■ WHAT THIS TASK INVOLVES:
Every entry below must appear again, exactly as written.

■ THE RECORDS:
START

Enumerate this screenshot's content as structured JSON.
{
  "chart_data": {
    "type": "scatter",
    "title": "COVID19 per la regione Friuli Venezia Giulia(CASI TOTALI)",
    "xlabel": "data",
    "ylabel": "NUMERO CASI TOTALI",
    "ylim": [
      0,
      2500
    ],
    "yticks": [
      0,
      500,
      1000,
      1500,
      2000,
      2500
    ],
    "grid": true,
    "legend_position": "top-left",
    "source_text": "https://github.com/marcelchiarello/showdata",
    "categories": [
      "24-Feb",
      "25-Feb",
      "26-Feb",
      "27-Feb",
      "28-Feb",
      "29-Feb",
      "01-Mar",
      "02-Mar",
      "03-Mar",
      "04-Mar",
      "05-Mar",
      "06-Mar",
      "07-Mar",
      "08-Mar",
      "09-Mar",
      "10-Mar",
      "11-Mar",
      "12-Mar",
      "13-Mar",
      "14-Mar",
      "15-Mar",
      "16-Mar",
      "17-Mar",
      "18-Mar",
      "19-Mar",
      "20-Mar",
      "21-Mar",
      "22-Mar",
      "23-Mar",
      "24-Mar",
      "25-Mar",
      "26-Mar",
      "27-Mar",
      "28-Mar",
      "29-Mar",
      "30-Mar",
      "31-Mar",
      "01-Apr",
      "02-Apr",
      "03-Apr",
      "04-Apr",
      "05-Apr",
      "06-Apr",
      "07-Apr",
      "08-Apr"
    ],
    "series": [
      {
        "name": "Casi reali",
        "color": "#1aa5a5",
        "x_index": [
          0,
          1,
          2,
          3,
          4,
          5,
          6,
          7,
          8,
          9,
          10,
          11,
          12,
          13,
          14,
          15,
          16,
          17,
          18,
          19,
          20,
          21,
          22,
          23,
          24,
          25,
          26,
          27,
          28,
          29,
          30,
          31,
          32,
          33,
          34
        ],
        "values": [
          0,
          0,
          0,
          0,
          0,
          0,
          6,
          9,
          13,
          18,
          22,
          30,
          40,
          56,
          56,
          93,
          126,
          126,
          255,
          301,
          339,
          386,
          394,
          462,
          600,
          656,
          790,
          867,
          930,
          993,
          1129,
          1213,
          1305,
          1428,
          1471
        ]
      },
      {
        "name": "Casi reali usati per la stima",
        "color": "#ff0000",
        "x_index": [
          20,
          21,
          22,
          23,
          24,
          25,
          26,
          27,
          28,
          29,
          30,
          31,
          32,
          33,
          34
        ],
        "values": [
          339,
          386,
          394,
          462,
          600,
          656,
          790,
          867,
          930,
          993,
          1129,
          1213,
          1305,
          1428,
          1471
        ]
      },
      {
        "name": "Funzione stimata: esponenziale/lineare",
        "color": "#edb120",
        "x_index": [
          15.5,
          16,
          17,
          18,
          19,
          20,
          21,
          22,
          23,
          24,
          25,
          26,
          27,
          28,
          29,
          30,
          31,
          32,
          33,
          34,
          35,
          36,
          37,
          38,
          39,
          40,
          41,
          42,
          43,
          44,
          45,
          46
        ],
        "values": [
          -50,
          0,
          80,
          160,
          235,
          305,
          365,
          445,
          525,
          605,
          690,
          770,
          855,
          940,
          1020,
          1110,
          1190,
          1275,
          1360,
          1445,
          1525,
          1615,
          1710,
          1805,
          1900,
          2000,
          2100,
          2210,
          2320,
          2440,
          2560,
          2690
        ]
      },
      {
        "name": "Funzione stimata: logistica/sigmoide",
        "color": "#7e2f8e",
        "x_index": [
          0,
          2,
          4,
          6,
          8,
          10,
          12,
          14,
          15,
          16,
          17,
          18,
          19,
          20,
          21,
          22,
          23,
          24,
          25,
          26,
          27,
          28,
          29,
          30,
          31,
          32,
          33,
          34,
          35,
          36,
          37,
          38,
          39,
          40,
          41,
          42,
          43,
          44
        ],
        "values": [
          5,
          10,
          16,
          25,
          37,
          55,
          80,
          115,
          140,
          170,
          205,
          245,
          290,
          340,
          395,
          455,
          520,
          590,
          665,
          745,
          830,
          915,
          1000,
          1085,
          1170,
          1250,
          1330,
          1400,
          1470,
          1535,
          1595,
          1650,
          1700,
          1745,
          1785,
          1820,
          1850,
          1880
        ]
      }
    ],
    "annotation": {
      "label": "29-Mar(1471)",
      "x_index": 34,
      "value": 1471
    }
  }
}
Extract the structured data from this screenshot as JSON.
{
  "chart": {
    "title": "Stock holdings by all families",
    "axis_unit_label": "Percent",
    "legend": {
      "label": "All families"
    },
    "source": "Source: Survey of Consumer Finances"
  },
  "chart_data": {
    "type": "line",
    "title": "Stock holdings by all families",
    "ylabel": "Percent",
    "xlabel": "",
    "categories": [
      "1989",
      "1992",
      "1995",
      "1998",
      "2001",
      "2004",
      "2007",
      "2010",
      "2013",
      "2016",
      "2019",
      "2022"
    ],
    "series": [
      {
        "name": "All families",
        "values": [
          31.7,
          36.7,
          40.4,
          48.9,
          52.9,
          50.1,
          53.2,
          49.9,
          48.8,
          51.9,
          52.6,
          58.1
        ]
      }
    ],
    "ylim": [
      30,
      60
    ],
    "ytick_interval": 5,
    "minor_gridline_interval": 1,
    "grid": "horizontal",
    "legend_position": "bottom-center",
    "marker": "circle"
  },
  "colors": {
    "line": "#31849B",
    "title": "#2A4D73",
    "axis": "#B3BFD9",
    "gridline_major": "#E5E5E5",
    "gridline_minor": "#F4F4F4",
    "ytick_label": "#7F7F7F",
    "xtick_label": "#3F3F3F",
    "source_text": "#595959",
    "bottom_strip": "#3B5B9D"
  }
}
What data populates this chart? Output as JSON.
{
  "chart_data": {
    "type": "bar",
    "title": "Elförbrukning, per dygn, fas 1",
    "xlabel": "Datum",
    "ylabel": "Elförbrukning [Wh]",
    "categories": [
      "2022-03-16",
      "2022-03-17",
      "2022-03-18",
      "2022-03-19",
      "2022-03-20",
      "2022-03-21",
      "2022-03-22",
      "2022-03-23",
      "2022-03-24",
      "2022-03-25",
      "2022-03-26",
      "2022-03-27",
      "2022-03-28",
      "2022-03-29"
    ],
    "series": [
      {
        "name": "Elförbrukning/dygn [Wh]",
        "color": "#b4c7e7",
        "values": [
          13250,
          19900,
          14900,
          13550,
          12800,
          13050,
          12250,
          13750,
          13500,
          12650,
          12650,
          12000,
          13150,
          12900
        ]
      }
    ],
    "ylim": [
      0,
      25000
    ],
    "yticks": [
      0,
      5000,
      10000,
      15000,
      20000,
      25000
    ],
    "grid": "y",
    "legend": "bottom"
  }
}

END

■ OUTPUT:
Enumerate this screenshot's content as structured JSON.
{
  "chart_data": {
    "type": "scatter",
    "title": "COVID19 per la regione Friuli Venezia Giulia(CASI TOTALI)",
    "xlabel": "data",
    "ylabel": "NUMERO CASI TOTALI",
    "ylim": [
      0,
      2500
    ],
    "yticks": [
      0,
      500,
      1000,
      1500,
      2000,
      2500
    ],
    "grid": true,
    "legend_position": "top-left",
    "source_text": "https://github.com/marcelchiarello/showdata",
    "categories": [
      "24-Feb",
      "25-Feb",
      "26-Feb",
      "27-Feb",
      "28-Feb",
      "29-Feb",
      "01-Mar",
      "02-Mar",
      "03-Mar",
      "04-Mar",
      "05-Mar",
      "06-Mar",
      "07-Mar",
      "08-Mar",
      "09-Mar",
      "10-Mar",
      "11-Mar",
      "12-Mar",
      "13-Mar",
      "14-Mar",
      "15-Mar",
      "16-Mar",
      "17-Mar",
      "18-Mar",
      "19-Mar",
      "20-Mar",
      "21-Mar",
      "22-Mar",
      "23-Mar",
      "24-Mar",
      "25-Mar",
      "26-Mar",
      "27-Mar",
      "28-Mar",
      "29-Mar",
      "30-Mar",
      "31-Mar",
      "01-Apr",
      "02-Apr",
      "03-Apr",
      "04-Apr",
      "05-Apr",
      "06-Apr",
      "07-Apr",
      "08-Apr"
    ],
    "series": [
      {
        "name": "Casi reali",
        "color": "#1aa5a5",
        "x_index": [
          0,
          1,
          2,
          3,
          4,
          5,
          6,
          7,
          8,
          9,
          10,
          11,
          12,
          13,
          14,
          15,
          16,
          17,
          18,
          19,
          20,
          21,
          22,
          23,
          24,
          25,
          26,
          27,
          28,
          29,
          30,
          31,
          32,
          33,
          34
        ],
        "values": [
          0,
          0,
          0,
          0,
          0,
          0,
          6,
          9,
          13,
          18,
          22,
          30,
          40,
          56,
          56,
          93,
          126,
          126,
          255,
          301,
          339,
          386,
          394,
          462,
          600,
          656,
          790,
          867,
          930,
          993,
          1129,
          1213,
          1305,
          1428,
          1471
        ]
      },
      {
        "name": "Casi reali usati per la stima",
        "color": "#ff0000",
        "x_index": [
          20,
          21,
          22,
          23,
          24,
          25,
          26,
          27,
          28,
          29,
          30,
          31,
          32,
          33,
          34
        ],
        "values": [
          339,
          386,
          394,
          462,
          600,
          656,
          790,
          867,
          930,
          993,
          1129,
          1213,
          1305,
          1428,
          1471
        ]
      },
      {
        "name": "Funzione stimata: esponenziale/lineare",
        "color": "#edb120",
        "x_index": [
          15.5,
          16,
          17,
          18,
          19,
          20,
          21,
          22,
          23,
          24,
          25,
          26,
          27,
          28,
          29,
          30,
          31,
          32,
          33,
          34,
          35,
          36,
          37,
          38,
          39,
          40,
          41,
          42,
          43,
          44,
          45,
          46
        ],
        "values": [
          -50,
          0,
          80,
          160,
          235,
          305,
          365,
          445,
          525,
          605,
          690,
          770,
          855,
          940,
          1020,
          1110,
          1190,
          1275,
          1360,
          1445,
          1525,
          1615,
          1710,
          1805,
          1900,
          2000,
          2100,
          2210,
          2320,
          2440,
          2560,
          2690
        ]
      },
      {
        "name": "Funzione stimata: logistica/sigmoide",
        "color": "#7e2f8e",
        "x_index": [
          0,
          2,
          4,
          6,
          8,
          10,
          12,
          14,
          15,
          16,
          17,
          18,
          19,
          20,
          21,
          22,
          23,
          24,
          25,
          26,
          27,
          28,
          29,
          30,
          31,
          32,
          33,
          34,
          35,
          36,
          37,
          38,
          39,
          40,
          41,
          42,
          43,
          44
        ],
        "values": [
          5,
          10,
          16,
          25,
          37,
          55,
          80,
          115,
          140,
          170,
          205,
          245,
          290,
          340,
          395,
          455,
          520,
          590,
          665,
          745,
          830,
          915,
          1000,
          1085,
          1170,
          1250,
          1330,
          1400,
          1470,
          1535,
          1595,
          1650,
          1700,
          1745,
          1785,
          1820,
          1850,
          1880
        ]
      }
    ],
    "annotation": {
      "label": "29-Mar(1471)",
      "x_index": 34,
      "value": 1471
    }
  }
}
Extract the structured data from this screenshot as JSON.
{
  "chart": {
    "title": "Stock holdings by all families",
    "axis_unit_label": "Percent",
    "legend": {
      "label": "All families"
    },
    "source": "Source: Survey of Consumer Finances"
  },
  "chart_data": {
    "type": "line",
    "title": "Stock holdings by all families",
    "ylabel": "Percent",
    "xlabel": "",
    "categories": [
      "1989",
      "1992",
      "1995",
      "1998",
      "2001",
      "2004",
      "2007",
      "2010",
      "2013",
      "2016",
      "2019",
      "2022"
    ],
    "series": [
      {
        "name": "All families",
        "values": [
          31.7,
          36.7,
          40.4,
          48.9,
          52.9,
          50.1,
          53.2,
          49.9,
          48.8,
          51.9,
          52.6,
          58.1
        ]
      }
    ],
    "ylim": [
      30,
      60
    ],
    "ytick_interval": 5,
    "minor_gridline_interval": 1,
    "grid": "horizontal",
    "legend_position": "bottom-center",
    "marker": "circle"
  },
  "colors": {
    "line": "#31849B",
    "title": "#2A4D73",
    "axis": "#B3BFD9",
    "gridline_major": "#E5E5E5",
    "gridline_minor": "#F4F4F4",
    "ytick_label": "#7F7F7F",
    "xtick_label": "#3F3F3F",
    "source_text": "#595959",
    "bottom_strip": "#3B5B9D"
  }
}
What data populates this chart? Output as JSON.
{
  "chart_data": {
    "type": "bar",
    "title": "Elförbrukning, per dygn, fas 1",
    "xlabel": "Datum",
    "ylabel": "Elförbrukning [Wh]",
    "categories": [
      "2022-03-16",
      "2022-03-17",
      "2022-03-18",
      "2022-03-19",
      "2022-03-20",
      "2022-03-21",
      "2022-03-22",
      "2022-03-23",
      "2022-03-24",
      "2022-03-25",
      "2022-03-26",
      "2022-03-27",
      "2022-03-28",
      "2022-03-29"
    ],
    "series": [
      {
        "name": "Elförbrukning/dygn [Wh]",
        "color": "#b4c7e7",
        "values": [
          13250,
          19900,
          14900,
          13550,
          12800,
          13050,
          12250,
          13750,
          13500,
          12650,
          12650,
          12000,
          13150,
          12900
        ]
      }
    ],
    "ylim": [
      0,
      25000
    ],
    "yticks": [
      0,
      5000,
      10000,
      15000,
      20000,
      25000
    ],
    "grid": "y",
    "legend": "bottom"
  }
}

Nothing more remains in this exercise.